Stored records
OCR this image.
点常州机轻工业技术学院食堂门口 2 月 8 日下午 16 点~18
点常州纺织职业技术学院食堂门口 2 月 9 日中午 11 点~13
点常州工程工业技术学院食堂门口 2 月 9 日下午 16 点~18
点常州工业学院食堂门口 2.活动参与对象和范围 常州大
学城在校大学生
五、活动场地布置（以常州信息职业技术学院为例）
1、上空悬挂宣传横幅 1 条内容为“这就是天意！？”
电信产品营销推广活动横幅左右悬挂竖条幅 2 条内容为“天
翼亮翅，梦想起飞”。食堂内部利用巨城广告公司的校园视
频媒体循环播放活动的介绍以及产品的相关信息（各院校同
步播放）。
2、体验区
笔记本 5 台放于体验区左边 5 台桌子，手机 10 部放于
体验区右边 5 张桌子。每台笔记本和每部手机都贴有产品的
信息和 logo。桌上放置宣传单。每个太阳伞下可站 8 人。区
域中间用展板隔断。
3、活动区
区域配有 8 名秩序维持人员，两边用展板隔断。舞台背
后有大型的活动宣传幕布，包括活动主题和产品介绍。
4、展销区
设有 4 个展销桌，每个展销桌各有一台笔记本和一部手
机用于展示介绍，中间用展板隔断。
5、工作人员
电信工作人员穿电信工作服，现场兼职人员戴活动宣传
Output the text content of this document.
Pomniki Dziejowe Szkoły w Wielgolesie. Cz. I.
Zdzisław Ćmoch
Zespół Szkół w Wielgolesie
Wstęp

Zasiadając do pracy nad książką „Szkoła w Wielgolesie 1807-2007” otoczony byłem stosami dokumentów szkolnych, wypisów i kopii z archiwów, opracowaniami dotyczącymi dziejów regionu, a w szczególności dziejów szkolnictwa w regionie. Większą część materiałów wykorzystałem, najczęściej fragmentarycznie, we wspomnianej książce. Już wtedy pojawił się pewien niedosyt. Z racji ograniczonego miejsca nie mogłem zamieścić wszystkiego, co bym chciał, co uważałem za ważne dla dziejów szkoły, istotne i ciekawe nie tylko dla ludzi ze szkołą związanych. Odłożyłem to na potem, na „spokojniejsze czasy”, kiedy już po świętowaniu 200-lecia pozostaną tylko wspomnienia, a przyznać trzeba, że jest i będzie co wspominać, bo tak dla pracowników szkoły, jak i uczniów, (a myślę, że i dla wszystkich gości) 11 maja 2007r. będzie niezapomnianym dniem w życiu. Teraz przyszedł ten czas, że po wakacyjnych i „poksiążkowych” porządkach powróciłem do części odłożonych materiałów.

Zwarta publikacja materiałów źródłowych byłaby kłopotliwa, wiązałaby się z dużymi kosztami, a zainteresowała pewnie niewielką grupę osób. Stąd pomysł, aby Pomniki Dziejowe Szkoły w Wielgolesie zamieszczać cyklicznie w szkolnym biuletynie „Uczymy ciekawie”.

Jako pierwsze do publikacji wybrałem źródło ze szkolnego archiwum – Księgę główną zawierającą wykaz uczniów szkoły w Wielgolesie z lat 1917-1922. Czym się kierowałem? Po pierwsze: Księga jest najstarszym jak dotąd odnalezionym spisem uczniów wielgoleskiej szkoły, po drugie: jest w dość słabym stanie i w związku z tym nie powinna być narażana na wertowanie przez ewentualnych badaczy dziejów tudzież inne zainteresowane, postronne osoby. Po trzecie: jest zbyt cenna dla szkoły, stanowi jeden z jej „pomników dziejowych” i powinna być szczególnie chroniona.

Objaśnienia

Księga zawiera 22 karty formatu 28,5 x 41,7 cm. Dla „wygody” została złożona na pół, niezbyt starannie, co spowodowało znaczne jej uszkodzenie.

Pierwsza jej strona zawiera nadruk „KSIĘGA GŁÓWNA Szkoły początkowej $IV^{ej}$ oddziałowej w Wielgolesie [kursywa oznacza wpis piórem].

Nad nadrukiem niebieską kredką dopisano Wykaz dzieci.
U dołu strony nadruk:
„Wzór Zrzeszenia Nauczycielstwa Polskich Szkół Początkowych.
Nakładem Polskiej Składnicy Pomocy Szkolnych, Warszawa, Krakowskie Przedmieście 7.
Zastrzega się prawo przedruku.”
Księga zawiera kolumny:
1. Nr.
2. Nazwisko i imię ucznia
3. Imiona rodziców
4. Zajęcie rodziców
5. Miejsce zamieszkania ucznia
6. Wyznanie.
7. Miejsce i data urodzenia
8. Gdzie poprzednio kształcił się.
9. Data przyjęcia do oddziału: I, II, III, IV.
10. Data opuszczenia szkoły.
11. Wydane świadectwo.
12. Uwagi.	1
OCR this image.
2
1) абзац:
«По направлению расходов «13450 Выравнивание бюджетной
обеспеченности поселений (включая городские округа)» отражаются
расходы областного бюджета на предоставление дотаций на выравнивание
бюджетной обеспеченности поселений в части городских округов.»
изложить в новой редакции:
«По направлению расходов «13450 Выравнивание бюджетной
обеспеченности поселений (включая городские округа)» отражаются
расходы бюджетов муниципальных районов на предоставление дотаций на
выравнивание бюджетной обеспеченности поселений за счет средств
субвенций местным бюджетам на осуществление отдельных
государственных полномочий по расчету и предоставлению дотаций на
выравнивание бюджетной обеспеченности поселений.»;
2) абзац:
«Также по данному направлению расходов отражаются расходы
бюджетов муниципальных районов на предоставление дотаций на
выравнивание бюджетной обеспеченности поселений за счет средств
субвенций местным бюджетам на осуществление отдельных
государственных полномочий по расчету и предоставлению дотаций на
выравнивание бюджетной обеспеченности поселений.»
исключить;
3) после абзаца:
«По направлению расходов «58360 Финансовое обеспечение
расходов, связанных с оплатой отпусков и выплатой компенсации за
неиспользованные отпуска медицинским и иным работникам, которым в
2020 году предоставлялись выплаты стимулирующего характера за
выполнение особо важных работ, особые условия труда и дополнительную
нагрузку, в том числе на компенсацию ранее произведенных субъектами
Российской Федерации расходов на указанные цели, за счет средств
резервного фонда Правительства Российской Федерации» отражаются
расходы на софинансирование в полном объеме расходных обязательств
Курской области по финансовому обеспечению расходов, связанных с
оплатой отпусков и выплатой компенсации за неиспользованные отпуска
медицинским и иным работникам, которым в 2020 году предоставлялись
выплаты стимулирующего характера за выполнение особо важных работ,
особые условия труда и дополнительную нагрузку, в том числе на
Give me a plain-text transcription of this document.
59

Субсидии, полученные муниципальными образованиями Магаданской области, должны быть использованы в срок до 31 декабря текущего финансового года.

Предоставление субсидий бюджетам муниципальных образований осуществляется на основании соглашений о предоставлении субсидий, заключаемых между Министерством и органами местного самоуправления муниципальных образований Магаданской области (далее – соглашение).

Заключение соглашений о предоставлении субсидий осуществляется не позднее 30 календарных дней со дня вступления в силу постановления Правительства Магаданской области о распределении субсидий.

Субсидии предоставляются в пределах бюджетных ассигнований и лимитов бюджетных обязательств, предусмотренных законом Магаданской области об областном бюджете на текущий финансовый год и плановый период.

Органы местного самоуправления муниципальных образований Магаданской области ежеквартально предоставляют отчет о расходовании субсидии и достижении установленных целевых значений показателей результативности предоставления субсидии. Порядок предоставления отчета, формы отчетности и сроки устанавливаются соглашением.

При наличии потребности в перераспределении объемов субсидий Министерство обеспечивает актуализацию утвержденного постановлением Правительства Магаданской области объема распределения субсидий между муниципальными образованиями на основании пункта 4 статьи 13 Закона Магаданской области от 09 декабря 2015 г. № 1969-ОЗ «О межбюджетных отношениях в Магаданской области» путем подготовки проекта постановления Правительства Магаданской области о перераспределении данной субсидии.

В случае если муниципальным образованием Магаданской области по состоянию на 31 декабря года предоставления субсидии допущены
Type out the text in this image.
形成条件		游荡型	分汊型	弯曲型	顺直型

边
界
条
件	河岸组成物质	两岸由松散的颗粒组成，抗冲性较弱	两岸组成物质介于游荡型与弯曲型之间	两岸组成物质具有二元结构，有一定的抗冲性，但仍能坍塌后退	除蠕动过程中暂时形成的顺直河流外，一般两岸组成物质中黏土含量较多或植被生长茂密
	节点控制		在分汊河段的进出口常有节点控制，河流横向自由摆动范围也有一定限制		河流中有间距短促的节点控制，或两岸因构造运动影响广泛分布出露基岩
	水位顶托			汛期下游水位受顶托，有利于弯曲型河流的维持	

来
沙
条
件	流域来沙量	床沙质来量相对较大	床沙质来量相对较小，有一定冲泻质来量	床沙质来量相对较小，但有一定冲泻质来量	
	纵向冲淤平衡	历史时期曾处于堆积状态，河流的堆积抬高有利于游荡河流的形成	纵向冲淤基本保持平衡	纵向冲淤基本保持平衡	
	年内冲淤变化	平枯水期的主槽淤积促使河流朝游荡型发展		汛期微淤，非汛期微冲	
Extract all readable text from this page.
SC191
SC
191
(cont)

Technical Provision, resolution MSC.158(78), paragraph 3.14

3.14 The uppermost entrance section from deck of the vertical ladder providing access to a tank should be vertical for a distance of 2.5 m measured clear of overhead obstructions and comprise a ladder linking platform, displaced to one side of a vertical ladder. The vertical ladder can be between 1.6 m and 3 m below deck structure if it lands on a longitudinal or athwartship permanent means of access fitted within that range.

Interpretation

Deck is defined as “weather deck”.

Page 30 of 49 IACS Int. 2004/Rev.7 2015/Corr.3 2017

[What to work on] Check each line above for the string "местного" and show the ones that have it.

[Expected answer]
Предоставление субсидий бюджетам муниципальных образований осуществляется на основании соглашений о предоставлении субсидий, заключаемых между Министерством и органами местного самоуправления муниципальных образований Магаданской области (далее – соглашение).
Органы местного самоуправления муниципальных образований Магаданской области ежеквартально предоставляют отчет о расходовании субсидии и достижении установленных целевых значений показателей результативности предоставления субсидии. Порядок предоставления отчета, формы отчетности и сроки устанавливаются соглашением.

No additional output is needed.